--- WORK TO DO ---
Exactly reproduce all the records, keeping pictures out of the copy.

--- RECORDS FOR PROCESSING ---

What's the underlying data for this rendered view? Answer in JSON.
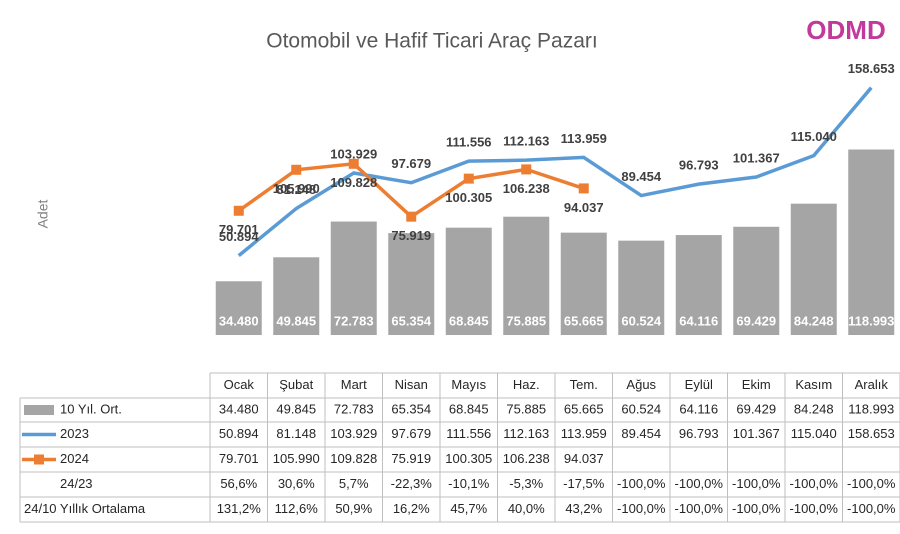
{
  "chart_data": {
    "type": "bar-line",
    "title": "Otomobil ve Hafif Ticari Araç Pazarı",
    "y_label": "Adet",
    "logo": "ODMD",
    "categories": [
      "Ocak",
      "Şubat",
      "Mart",
      "Nisan",
      "Mayıs",
      "Haz.",
      "Tem.",
      "Ağus",
      "Eylül",
      "Ekim",
      "Kasım",
      "Aralık"
    ],
    "ylim": [
      0,
      170000
    ],
    "series": [
      {
        "name": "10 Yıl. Ort.",
        "kind": "bar",
        "color": "#a5a5a5",
        "values": [
          34480,
          49845,
          72783,
          65354,
          68845,
          75885,
          65665,
          60524,
          64116,
          69429,
          84248,
          118993
        ],
        "value_labels": [
          "34.480",
          "49.845",
          "72.783",
          "65.354",
          "68.845",
          "75.885",
          "65.665",
          "60.524",
          "64.116",
          "69.429",
          "84.248",
          "118.993"
        ]
      },
      {
        "name": "2023",
        "kind": "line",
        "color": "#5b9bd5",
        "values": [
          50894,
          81148,
          103929,
          97679,
          111556,
          112163,
          113959,
          89454,
          96793,
          101367,
          115040,
          158653
        ],
        "value_labels": [
          "50.894",
          "81.148",
          "103.929",
          "97.679",
          "111.556",
          "112.163",
          "113.959",
          "89.454",
          "96.793",
          "101.367",
          "115.040",
          "158.653"
        ]
      },
      {
        "name": "2024",
        "kind": "line",
        "color": "#ed7d31",
        "markers": true,
        "values": [
          79701,
          105990,
          109828,
          75919,
          100305,
          106238,
          94037,
          null,
          null,
          null,
          null,
          null
        ],
        "value_labels": [
          "79.701",
          "105.990",
          "109.828",
          "75.919",
          "100.305",
          "106.238",
          "94.037",
          null,
          null,
          null,
          null,
          null
        ]
      }
    ],
    "table_rows": [
      {
        "name": "24/23",
        "values": [
          56.6,
          30.6,
          5.7,
          -22.3,
          -10.1,
          -5.3,
          -17.5,
          -100,
          -100,
          -100,
          -100,
          -100
        ],
        "value_labels": [
          "56,6%",
          "30,6%",
          "5,7%",
          "-22,3%",
          "-10,1%",
          "-5,3%",
          "-17,5%",
          "-100,0%",
          "-100,0%",
          "-100,0%",
          "-100,0%",
          "-100,0%"
        ]
      },
      {
        "name": "24/10 Yıllık Ortalama",
        "values": [
          131.2,
          112.6,
          50.9,
          16.2,
          45.7,
          40.0,
          43.2,
          -100,
          -100,
          -100,
          -100,
          -100
        ],
        "value_labels": [
          "131,2%",
          "112,6%",
          "50,9%",
          "16,2%",
          "45,7%",
          "40,0%",
          "43,2%",
          "-100,0%",
          "-100,0%",
          "-100,0%",
          "-100,0%",
          "-100,0%"
        ]
      }
    ]
  }
}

--- REPLY TO THE EXERCISE ---
What's the underlying data for this rendered view? Answer in JSON.
{
  "chart_data": {
    "type": "bar-line",
    "title": "Otomobil ve Hafif Ticari Araç Pazarı",
    "y_label": "Adet",
    "logo": "ODMD",
    "categories": [
      "Ocak",
      "Şubat",
      "Mart",
      "Nisan",
      "Mayıs",
      "Haz.",
      "Tem.",
      "Ağus",
      "Eylül",
      "Ekim",
      "Kasım",
      "Aralık"
    ],
    "ylim": [
      0,
      170000
    ],
    "series": [
      {
        "name": "10 Yıl. Ort.",
        "kind": "bar",
        "color": "#a5a5a5",
        "values": [
          34480,
          49845,
          72783,
          65354,
          68845,
          75885,
          65665,
          60524,
          64116,
          69429,
          84248,
          118993
        ],
        "value_labels": [
          "34.480",
          "49.845",
          "72.783",
          "65.354",
          "68.845",
          "75.885",
          "65.665",
          "60.524",
          "64.116",
          "69.429",
          "84.248",
          "118.993"
        ]
      },
      {
        "name": "2023",
        "kind": "line",
        "color": "#5b9bd5",
        "values": [
          50894,
          81148,
          103929,
          97679,
          111556,
          112163,
          113959,
          89454,
          96793,
          101367,
          115040,
          158653
        ],
        "value_labels": [
          "50.894",
          "81.148",
          "103.929",
          "97.679",
          "111.556",
          "112.163",
          "113.959",
          "89.454",
          "96.793",
          "101.367",
          "115.040",
          "158.653"
        ]
      },
      {
        "name": "2024",
        "kind": "line",
        "color": "#ed7d31",
        "markers": true,
        "values": [
          79701,
          105990,
          109828,
          75919,
          100305,
          106238,
          94037,
          null,
          null,
          null,
          null,
          null
        ],
        "value_labels": [
          "79.701",
          "105.990",
          "109.828",
          "75.919",
          "100.305",
          "106.238",
          "94.037",
          null,
          null,
          null,
          null,
          null
        ]
      }
    ],
    "table_rows": [
      {
        "name": "24/23",
        "values": [
          56.6,
          30.6,
          5.7,
          -22.3,
          -10.1,
          -5.3,
          -17.5,
          -100,
          -100,
          -100,
          -100,
          -100
        ],
        "value_labels": [
          "56,6%",
          "30,6%",
          "5,7%",
          "-22,3%",
          "-10,1%",
          "-5,3%",
          "-17,5%",
          "-100,0%",
          "-100,0%",
          "-100,0%",
          "-100,0%",
          "-100,0%"
        ]
      },
      {
        "name": "24/10 Yıllık Ortalama",
        "values": [
          131.2,
          112.6,
          50.9,
          16.2,
          45.7,
          40.0,
          43.2,
          -100,
          -100,
          -100,
          -100,
          -100
        ],
        "value_labels": [
          "131,2%",
          "112,6%",
          "50,9%",
          "16,2%",
          "45,7%",
          "40,0%",
          "43,2%",
          "-100,0%",
          "-100,0%",
          "-100,0%",
          "-100,0%",
          "-100,0%"
        ]
      }
    ]
  }
}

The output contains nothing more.